INFORMATION GIVEN:
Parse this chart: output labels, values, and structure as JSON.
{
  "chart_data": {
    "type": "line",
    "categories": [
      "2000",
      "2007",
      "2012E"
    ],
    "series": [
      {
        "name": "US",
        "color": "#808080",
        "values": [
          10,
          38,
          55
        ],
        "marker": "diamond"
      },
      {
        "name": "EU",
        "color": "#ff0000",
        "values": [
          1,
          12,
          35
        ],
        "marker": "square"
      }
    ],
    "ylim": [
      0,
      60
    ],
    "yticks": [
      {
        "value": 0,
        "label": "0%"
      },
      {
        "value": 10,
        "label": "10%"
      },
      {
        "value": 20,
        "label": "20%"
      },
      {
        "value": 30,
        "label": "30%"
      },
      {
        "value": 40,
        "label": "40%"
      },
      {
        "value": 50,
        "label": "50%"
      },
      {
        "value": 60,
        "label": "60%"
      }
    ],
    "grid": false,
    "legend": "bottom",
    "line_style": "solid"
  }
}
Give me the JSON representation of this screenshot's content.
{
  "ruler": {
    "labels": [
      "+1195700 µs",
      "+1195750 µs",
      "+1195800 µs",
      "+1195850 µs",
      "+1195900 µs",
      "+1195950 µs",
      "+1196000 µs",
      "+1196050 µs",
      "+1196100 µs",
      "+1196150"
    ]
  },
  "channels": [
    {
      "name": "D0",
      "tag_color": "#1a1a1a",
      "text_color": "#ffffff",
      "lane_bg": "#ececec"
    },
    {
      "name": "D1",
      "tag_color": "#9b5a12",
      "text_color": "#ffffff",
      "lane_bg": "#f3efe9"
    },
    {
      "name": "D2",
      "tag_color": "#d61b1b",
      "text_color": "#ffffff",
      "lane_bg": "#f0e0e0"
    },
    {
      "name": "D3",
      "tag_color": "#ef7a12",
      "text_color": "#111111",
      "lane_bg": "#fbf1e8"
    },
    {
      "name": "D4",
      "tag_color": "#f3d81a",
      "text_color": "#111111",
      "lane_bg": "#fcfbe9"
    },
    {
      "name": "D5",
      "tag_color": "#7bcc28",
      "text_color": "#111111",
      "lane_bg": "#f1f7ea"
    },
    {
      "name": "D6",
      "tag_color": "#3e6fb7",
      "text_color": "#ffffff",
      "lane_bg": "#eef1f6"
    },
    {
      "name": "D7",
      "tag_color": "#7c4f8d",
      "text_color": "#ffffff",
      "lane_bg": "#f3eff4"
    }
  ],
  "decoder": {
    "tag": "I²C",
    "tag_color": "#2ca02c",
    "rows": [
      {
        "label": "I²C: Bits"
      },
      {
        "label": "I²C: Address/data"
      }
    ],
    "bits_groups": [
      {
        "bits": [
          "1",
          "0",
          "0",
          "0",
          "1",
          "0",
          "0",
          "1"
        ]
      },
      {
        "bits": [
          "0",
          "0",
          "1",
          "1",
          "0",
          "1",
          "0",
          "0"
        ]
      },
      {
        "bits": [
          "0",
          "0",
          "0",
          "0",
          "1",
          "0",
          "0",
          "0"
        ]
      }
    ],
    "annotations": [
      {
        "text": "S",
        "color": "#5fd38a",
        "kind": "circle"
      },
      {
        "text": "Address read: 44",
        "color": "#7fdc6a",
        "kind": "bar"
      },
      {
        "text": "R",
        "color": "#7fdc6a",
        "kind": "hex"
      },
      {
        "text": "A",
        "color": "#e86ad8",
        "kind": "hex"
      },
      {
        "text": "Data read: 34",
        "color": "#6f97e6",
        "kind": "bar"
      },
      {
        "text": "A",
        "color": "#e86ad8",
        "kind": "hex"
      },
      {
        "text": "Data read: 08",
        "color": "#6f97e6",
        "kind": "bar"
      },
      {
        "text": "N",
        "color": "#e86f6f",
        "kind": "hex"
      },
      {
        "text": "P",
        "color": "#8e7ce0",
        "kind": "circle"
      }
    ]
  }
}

EXERCISE DETAILS: Return every line from the records above that holds the word "JSON".

RESPONSE:
Parse this chart: output labels, values, and structure as JSON.
Give me the JSON representation of this screenshot's content.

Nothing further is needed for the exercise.